%%

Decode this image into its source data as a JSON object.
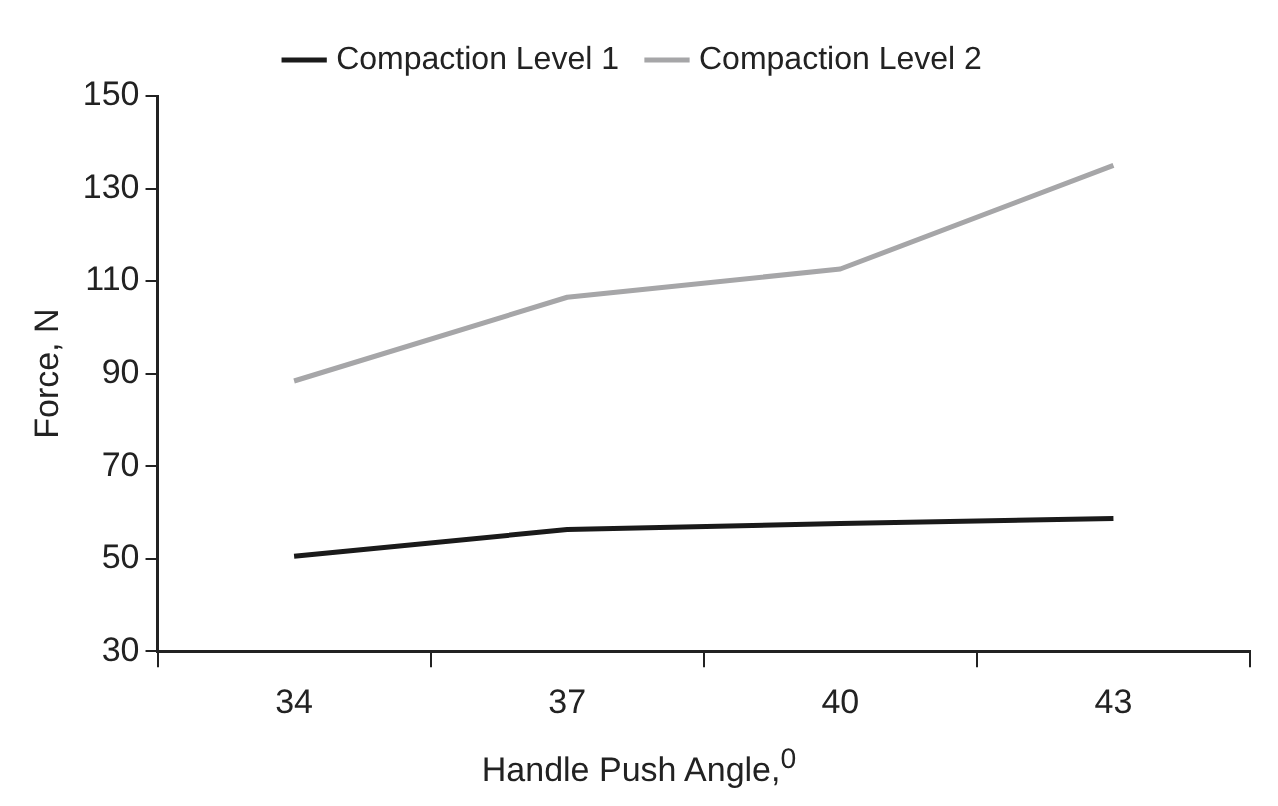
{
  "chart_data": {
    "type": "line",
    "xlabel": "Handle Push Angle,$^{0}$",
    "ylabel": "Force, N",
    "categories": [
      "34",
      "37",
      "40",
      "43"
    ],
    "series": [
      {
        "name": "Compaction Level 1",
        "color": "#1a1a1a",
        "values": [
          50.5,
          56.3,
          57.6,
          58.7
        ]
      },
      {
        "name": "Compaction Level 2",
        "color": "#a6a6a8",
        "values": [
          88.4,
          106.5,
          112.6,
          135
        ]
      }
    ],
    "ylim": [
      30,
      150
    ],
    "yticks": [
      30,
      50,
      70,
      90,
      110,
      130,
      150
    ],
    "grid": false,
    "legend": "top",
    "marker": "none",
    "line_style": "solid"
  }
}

%%
%%

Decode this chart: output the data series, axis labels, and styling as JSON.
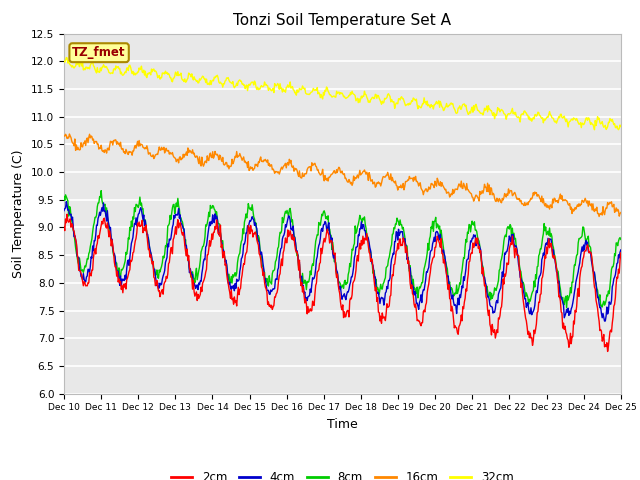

%%
%%

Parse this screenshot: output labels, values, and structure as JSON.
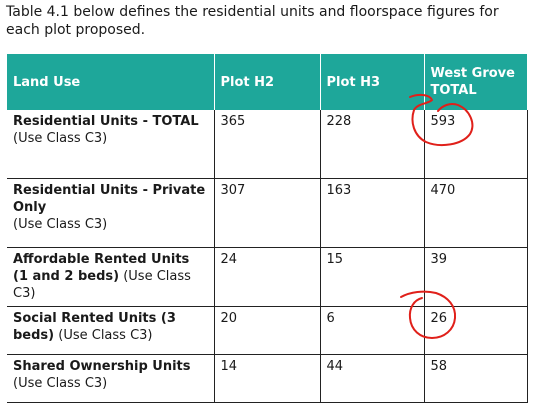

%%

INSTRUCTIONS FOR THE TASK.
Work out how many lines of the listing above include the word "labels". Report only the number.

RESPONSE TO THE EXERCISE.
2